§ **WRITTEN EXERCISE**
Copy out each line featuring the string "Director" from the entries beneath.

§ **INFORMATION SUPPLIED**
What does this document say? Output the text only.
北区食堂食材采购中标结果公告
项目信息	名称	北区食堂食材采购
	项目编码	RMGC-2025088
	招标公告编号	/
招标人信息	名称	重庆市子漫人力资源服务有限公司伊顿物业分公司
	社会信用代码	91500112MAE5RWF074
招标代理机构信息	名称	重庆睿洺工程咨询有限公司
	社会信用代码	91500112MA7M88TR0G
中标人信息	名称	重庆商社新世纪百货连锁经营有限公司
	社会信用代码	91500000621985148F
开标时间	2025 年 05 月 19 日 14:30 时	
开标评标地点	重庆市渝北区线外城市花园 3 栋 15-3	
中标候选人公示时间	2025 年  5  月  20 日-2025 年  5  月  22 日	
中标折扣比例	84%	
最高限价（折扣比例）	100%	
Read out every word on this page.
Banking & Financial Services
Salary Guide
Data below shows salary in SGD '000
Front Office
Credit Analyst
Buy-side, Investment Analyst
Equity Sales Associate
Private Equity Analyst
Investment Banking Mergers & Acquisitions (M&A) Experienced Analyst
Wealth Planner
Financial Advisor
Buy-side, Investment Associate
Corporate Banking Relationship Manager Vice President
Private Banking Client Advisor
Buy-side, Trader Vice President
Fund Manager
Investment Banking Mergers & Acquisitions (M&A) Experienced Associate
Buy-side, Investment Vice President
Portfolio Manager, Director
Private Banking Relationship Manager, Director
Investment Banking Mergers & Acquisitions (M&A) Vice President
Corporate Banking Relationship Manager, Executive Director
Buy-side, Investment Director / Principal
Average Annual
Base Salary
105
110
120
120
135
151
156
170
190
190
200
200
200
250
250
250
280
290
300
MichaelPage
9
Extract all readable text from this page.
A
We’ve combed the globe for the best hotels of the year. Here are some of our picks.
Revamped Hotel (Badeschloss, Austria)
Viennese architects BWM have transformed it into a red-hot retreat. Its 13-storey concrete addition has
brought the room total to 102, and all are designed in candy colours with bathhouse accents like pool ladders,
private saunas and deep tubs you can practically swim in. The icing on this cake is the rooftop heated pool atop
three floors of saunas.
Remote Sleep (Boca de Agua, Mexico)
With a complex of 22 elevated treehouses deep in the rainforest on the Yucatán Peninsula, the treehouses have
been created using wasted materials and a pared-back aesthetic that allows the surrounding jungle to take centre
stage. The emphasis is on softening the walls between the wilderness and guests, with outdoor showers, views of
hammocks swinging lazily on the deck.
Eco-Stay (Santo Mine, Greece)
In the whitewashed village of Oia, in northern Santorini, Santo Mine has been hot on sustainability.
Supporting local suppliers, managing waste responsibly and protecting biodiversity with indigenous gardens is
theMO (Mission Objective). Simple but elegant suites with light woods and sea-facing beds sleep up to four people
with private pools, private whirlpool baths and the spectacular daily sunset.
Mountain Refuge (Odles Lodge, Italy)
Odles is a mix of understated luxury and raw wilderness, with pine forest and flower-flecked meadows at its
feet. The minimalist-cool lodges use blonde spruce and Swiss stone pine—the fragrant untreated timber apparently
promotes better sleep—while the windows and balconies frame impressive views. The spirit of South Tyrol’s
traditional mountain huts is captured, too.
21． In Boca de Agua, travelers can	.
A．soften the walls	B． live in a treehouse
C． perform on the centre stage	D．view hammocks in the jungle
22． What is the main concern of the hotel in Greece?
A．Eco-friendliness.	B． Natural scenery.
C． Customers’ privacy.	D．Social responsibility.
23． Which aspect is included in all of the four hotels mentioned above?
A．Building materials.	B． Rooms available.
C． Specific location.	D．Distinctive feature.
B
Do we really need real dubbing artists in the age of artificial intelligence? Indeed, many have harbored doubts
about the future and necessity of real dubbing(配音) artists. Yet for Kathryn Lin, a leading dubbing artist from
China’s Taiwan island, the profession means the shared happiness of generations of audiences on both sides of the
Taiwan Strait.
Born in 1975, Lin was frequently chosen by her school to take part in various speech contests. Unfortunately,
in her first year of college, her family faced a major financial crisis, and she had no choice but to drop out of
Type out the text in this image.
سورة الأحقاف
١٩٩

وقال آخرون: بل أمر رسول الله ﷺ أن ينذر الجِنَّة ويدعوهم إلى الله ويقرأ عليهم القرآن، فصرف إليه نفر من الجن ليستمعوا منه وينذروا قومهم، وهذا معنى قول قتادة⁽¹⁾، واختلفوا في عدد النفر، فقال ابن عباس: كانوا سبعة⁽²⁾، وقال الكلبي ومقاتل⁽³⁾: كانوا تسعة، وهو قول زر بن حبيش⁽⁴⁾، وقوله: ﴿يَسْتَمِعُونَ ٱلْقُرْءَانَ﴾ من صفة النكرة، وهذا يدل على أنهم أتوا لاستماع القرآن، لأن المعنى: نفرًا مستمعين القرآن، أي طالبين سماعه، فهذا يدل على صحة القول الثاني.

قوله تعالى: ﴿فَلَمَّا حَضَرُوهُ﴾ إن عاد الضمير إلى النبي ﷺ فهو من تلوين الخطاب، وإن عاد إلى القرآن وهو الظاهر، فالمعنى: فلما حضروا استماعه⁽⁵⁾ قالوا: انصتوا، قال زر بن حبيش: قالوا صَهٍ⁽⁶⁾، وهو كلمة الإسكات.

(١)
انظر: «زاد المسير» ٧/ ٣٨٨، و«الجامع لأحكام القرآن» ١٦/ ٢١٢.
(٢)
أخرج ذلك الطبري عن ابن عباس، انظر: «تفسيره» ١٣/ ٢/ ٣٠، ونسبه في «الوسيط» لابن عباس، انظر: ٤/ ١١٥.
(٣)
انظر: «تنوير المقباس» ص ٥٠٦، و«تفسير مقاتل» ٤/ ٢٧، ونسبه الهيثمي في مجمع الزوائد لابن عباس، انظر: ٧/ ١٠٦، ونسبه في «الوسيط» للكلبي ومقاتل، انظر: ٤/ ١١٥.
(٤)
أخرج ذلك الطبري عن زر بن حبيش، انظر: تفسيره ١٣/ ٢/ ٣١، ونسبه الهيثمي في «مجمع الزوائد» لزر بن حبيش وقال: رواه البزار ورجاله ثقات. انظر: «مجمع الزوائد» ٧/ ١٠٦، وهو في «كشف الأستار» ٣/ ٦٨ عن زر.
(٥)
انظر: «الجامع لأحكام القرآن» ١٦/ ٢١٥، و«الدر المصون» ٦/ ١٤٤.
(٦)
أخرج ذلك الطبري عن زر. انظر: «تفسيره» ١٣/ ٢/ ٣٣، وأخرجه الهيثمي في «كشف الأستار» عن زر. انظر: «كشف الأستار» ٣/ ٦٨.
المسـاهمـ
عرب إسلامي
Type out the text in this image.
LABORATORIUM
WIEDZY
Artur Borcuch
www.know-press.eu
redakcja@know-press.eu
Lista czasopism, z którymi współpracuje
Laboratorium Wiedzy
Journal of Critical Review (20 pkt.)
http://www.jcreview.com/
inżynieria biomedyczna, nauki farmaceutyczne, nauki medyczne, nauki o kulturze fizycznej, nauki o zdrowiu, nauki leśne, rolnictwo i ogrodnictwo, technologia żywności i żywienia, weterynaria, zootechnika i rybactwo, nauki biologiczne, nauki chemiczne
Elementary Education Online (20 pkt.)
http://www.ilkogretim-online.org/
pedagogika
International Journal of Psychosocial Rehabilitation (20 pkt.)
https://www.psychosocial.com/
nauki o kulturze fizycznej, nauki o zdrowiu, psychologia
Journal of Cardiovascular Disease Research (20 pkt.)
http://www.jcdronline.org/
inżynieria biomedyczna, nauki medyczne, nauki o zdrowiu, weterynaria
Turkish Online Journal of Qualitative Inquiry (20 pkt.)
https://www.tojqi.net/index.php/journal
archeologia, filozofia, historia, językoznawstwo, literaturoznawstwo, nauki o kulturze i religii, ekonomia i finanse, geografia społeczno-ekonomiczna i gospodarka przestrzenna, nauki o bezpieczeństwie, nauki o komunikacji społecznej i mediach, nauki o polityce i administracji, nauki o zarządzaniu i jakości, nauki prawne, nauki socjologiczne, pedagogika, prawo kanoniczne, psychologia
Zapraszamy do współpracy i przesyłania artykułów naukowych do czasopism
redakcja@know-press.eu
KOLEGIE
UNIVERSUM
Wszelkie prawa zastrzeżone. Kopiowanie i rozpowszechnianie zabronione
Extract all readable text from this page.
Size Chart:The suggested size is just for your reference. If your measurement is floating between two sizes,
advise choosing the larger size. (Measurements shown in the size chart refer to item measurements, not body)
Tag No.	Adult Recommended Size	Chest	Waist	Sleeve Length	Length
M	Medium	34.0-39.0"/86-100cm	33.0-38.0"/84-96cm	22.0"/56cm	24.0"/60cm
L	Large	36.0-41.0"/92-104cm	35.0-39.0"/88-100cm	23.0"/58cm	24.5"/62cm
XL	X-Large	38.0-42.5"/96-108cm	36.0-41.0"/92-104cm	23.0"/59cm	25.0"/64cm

§ **EXERCISE SOLUTION**
Portfolio Manager, Director
Private Banking Relationship Manager, Director
Corporate Banking Relationship Manager, Executive Director
Buy-side, Investment Director / Principal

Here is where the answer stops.